-------- INPUT RECORDS

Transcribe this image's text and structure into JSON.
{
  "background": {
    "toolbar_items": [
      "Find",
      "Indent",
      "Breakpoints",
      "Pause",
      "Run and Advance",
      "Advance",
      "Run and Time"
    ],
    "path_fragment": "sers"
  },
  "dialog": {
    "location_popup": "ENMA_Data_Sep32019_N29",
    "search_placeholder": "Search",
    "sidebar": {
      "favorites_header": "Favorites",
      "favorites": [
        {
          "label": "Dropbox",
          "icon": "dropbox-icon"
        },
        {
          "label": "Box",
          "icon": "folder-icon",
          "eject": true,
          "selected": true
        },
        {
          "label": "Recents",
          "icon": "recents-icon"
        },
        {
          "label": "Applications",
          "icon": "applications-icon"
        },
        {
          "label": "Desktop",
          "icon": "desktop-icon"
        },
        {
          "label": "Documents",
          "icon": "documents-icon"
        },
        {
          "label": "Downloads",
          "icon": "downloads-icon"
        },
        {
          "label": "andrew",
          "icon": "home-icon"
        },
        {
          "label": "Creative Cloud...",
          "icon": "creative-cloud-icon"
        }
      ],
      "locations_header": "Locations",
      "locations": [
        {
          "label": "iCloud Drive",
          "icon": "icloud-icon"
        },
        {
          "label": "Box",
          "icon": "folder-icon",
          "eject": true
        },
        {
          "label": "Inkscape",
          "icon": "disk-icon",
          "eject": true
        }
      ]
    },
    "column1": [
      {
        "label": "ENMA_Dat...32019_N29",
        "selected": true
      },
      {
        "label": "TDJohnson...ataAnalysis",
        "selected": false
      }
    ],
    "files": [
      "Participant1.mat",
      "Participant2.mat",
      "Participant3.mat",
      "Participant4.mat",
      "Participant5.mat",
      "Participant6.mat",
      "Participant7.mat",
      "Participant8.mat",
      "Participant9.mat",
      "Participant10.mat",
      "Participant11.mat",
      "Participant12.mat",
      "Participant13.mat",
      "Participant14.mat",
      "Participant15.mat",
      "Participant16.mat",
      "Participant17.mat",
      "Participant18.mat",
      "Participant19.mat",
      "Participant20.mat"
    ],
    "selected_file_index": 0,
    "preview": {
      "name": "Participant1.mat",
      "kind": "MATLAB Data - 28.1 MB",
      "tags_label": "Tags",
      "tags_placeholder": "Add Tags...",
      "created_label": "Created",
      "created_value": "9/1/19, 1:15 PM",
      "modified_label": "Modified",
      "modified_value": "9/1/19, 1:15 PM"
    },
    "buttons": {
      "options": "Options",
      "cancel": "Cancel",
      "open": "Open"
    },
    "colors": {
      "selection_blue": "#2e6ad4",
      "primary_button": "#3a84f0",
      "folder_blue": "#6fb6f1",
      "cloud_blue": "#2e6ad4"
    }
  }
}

----------------

STATED TASK> Extract, word for word, each line of the listing above.

ANSWER BELOW>
Transcribe this image's text and structure into JSON.
{
  "background": {
    "toolbar_items": [
      "Find",
      "Indent",
      "Breakpoints",
      "Pause",
      "Run and Advance",
      "Advance",
      "Run and Time"
    ],
    "path_fragment": "sers"
  },
  "dialog": {
    "location_popup": "ENMA_Data_Sep32019_N29",
    "search_placeholder": "Search",
    "sidebar": {
      "favorites_header": "Favorites",
      "favorites": [
        {
          "label": "Dropbox",
          "icon": "dropbox-icon"
        },
        {
          "label": "Box",
          "icon": "folder-icon",
          "eject": true,
          "selected": true
        },
        {
          "label": "Recents",
          "icon": "recents-icon"
        },
        {
          "label": "Applications",
          "icon": "applications-icon"
        },
        {
          "label": "Desktop",
          "icon": "desktop-icon"
        },
        {
          "label": "Documents",
          "icon": "documents-icon"
        },
        {
          "label": "Downloads",
          "icon": "downloads-icon"
        },
        {
          "label": "andrew",
          "icon": "home-icon"
        },
        {
          "label": "Creative Cloud...",
          "icon": "creative-cloud-icon"
        }
      ],
      "locations_header": "Locations",
      "locations": [
        {
          "label": "iCloud Drive",
          "icon": "icloud-icon"
        },
        {
          "label": "Box",
          "icon": "folder-icon",
          "eject": true
        },
        {
          "label": "Inkscape",
          "icon": "disk-icon",
          "eject": true
        }
      ]
    },
    "column1": [
      {
        "label": "ENMA_Dat...32019_N29",
        "selected": true
      },
      {
        "label": "TDJohnson...ataAnalysis",
        "selected": false
      }
    ],
    "files": [
      "Participant1.mat",
      "Participant2.mat",
      "Participant3.mat",
      "Participant4.mat",
      "Participant5.mat",
      "Participant6.mat",
      "Participant7.mat",
      "Participant8.mat",
      "Participant9.mat",
      "Participant10.mat",
      "Participant11.mat",
      "Participant12.mat",
      "Participant13.mat",
      "Participant14.mat",
      "Participant15.mat",
      "Participant16.mat",
      "Participant17.mat",
      "Participant18.mat",
      "Participant19.mat",
      "Participant20.mat"
    ],
    "selected_file_index": 0,
    "preview": {
      "name": "Participant1.mat",
      "kind": "MATLAB Data - 28.1 MB",
      "tags_label": "Tags",
      "tags_placeholder": "Add Tags...",
      "created_label": "Created",
      "created_value": "9/1/19, 1:15 PM",
      "modified_label": "Modified",
      "modified_value": "9/1/19, 1:15 PM"
    },
    "buttons": {
      "options": "Options",
      "cancel": "Cancel",
      "open": "Open"
    },
    "colors": {
      "selection_blue": "#2e6ad4",
      "primary_button": "#3a84f0",
      "folder_blue": "#6fb6f1",
      "cloud_blue": "#2e6ad4"
    }
  }
}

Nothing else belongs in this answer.